#### Task to carry out:
Determine how many lines of this material contain "Users". Give only the number.

::: Data records

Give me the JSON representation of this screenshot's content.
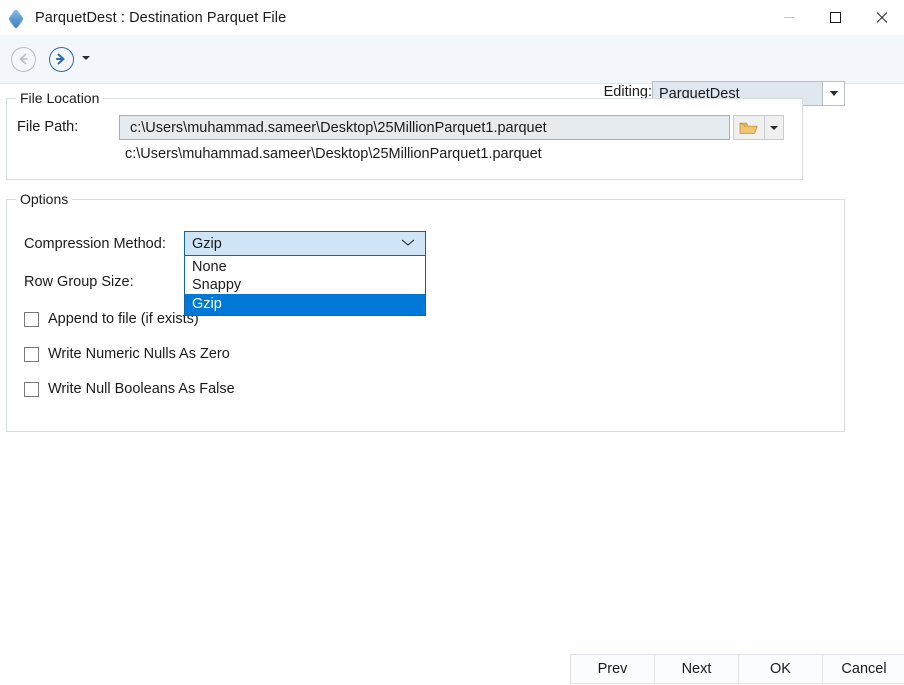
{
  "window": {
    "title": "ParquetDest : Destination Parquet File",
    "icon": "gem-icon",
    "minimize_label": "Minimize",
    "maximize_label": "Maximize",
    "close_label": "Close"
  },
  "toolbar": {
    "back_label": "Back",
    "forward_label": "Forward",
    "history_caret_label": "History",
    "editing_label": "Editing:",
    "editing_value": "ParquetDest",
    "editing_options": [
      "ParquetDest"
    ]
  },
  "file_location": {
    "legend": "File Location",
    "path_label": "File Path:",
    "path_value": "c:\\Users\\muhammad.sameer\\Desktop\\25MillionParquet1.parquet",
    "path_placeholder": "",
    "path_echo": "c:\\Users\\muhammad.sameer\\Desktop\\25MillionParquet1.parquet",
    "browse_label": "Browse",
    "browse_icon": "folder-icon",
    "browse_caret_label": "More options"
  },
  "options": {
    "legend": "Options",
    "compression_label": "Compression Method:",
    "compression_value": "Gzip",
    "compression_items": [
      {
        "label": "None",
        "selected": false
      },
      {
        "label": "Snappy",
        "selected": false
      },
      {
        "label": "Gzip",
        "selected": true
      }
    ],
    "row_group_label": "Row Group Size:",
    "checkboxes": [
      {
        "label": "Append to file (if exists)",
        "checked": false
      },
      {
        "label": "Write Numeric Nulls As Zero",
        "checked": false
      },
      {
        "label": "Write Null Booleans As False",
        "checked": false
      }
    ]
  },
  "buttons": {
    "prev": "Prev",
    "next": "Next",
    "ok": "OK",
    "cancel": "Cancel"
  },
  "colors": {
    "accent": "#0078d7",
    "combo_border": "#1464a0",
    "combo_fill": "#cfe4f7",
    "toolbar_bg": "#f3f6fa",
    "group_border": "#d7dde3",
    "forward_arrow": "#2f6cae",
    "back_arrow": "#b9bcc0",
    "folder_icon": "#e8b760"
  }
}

::::::

#### Task answer:
2